**OBJECTIVE**
Copy the lines below word for word, leaving out the pictures.

**PROVIDED MATERIAL**

- - - - - - -

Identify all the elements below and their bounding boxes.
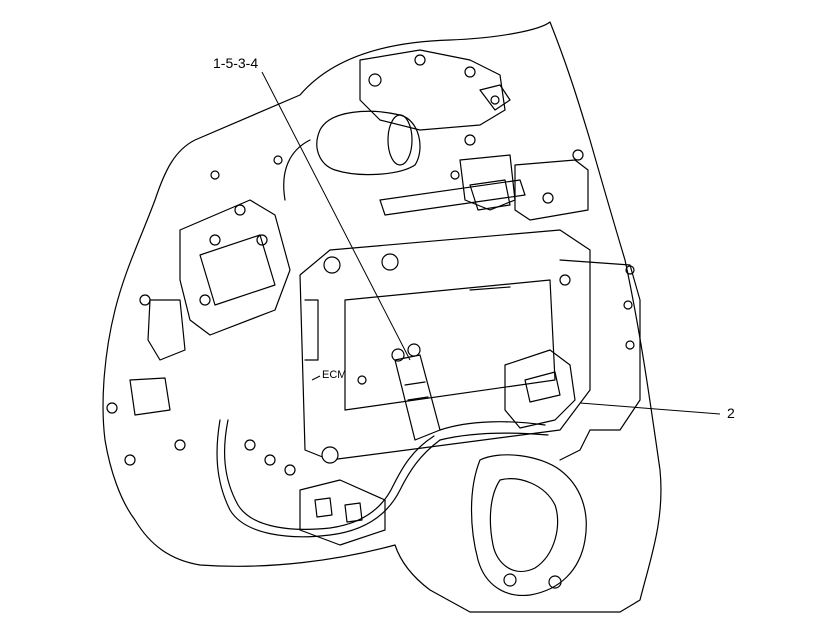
bottom-housing	[470, 454, 587, 597]
intake-pipe	[316, 110, 421, 176]
ecm-body	[299, 229, 591, 461]
callout-2-label: 2	[727, 405, 735, 421]
wire-harness	[216, 419, 441, 538]
bottom-connector-block	[299, 479, 386, 546]
callout-1534-label: 1-5-3-4	[213, 55, 259, 71]
connector-2	[504, 349, 576, 429]
leader-line-1534	[261, 71, 411, 361]
left-bracket	[179, 199, 291, 336]
engine-outline	[102, 21, 662, 613]
ecm-label: ECM	[322, 369, 347, 381]
flywheel-housing	[559, 259, 641, 461]
upper-right-module	[514, 159, 589, 221]
leader-line-2	[579, 402, 721, 415]
top-manifold	[359, 49, 506, 131]
leader-line-ecm	[311, 375, 321, 381]
fuel-rail	[379, 179, 526, 216]
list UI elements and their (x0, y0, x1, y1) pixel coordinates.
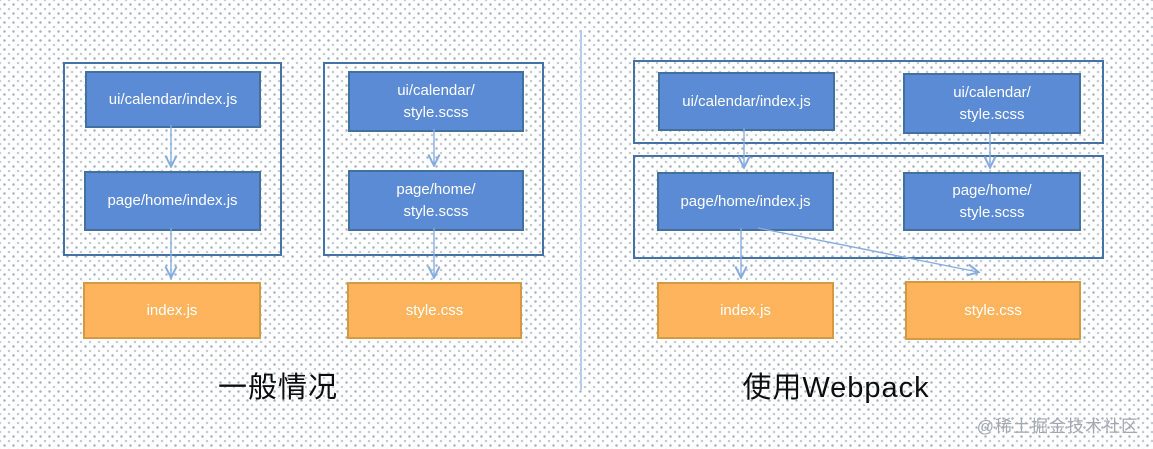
node-left-page-home-style-scss: page/home/ style.scss (348, 170, 524, 231)
node-left-output-index-js: index.js (83, 282, 261, 339)
node-right-ui-calendar-index-js: ui/calendar/index.js (658, 72, 835, 131)
node-left-ui-calendar-index-js: ui/calendar/index.js (85, 71, 261, 128)
node-right-ui-calendar-style-scss: ui/calendar/ style.scss (903, 73, 1081, 134)
node-right-page-home-style-scss: page/home/ style.scss (903, 172, 1081, 231)
caption-with-webpack: 使用Webpack (742, 372, 930, 404)
node-right-page-home-index-js: page/home/index.js (657, 172, 834, 231)
caption-general-case: 一般情况 (217, 372, 338, 404)
right-ui-layer-frame (633, 60, 1104, 144)
node-right-output-index-js: index.js (657, 282, 834, 339)
node-left-ui-calendar-style-scss: ui/calendar/ style.scss (348, 71, 524, 132)
node-left-page-home-index-js: page/home/index.js (84, 171, 261, 231)
divider-line (580, 30, 582, 390)
watermark-text: @稀土掘金技术社区 (976, 417, 1139, 436)
left-js-group-frame (63, 62, 282, 256)
node-right-output-style-css: style.css (905, 281, 1081, 340)
node-left-output-style-css: style.css (347, 282, 522, 339)
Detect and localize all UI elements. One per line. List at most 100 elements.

- - - - - - -

**COMPLETE RESPONSE**
Identify all the elements below and their bounding boxes.
bottom-housing	[470, 454, 587, 597]
intake-pipe	[316, 110, 421, 176]
ecm-body	[299, 229, 591, 461]
callout-2-label: 2	[727, 405, 735, 421]
wire-harness	[216, 419, 441, 538]
bottom-connector-block	[299, 479, 386, 546]
callout-1534-label: 1-5-3-4	[213, 55, 259, 71]
connector-2	[504, 349, 576, 429]
leader-line-1534	[261, 71, 411, 361]
left-bracket	[179, 199, 291, 336]
engine-outline	[102, 21, 662, 613]
ecm-label: ECM	[322, 369, 347, 381]
flywheel-housing	[559, 259, 641, 461]
upper-right-module	[514, 159, 589, 221]
leader-line-2	[579, 402, 721, 415]
top-manifold	[359, 49, 506, 131]
leader-line-ecm	[311, 375, 321, 381]
fuel-rail	[379, 179, 526, 216]
list UI elements and their (x0, y0, x1, y1) pixel coordinates.
node-left-page-home-style-scss: page/home/ style.scss (348, 170, 524, 231)
node-left-output-index-js: index.js (83, 282, 261, 339)
node-right-ui-calendar-index-js: ui/calendar/index.js (658, 72, 835, 131)
node-left-ui-calendar-index-js: ui/calendar/index.js (85, 71, 261, 128)
node-right-ui-calendar-style-scss: ui/calendar/ style.scss (903, 73, 1081, 134)
node-right-page-home-style-scss: page/home/ style.scss (903, 172, 1081, 231)
caption-with-webpack: 使用Webpack (742, 372, 930, 404)
node-right-page-home-index-js: page/home/index.js (657, 172, 834, 231)
caption-general-case: 一般情况 (217, 372, 338, 404)
right-ui-layer-frame (633, 60, 1104, 144)
node-right-output-index-js: index.js (657, 282, 834, 339)
node-left-ui-calendar-style-scss: ui/calendar/ style.scss (348, 71, 524, 132)
node-left-page-home-index-js: page/home/index.js (84, 171, 261, 231)
divider-line (580, 30, 582, 390)
watermark-text: @稀土掘金技术社区 (976, 417, 1139, 436)
left-js-group-frame (63, 62, 282, 256)
node-right-output-style-css: style.css (905, 281, 1081, 340)
node-left-output-style-css: style.css (347, 282, 522, 339)
Detect and localize all UI elements. One per line. List at most 100 elements.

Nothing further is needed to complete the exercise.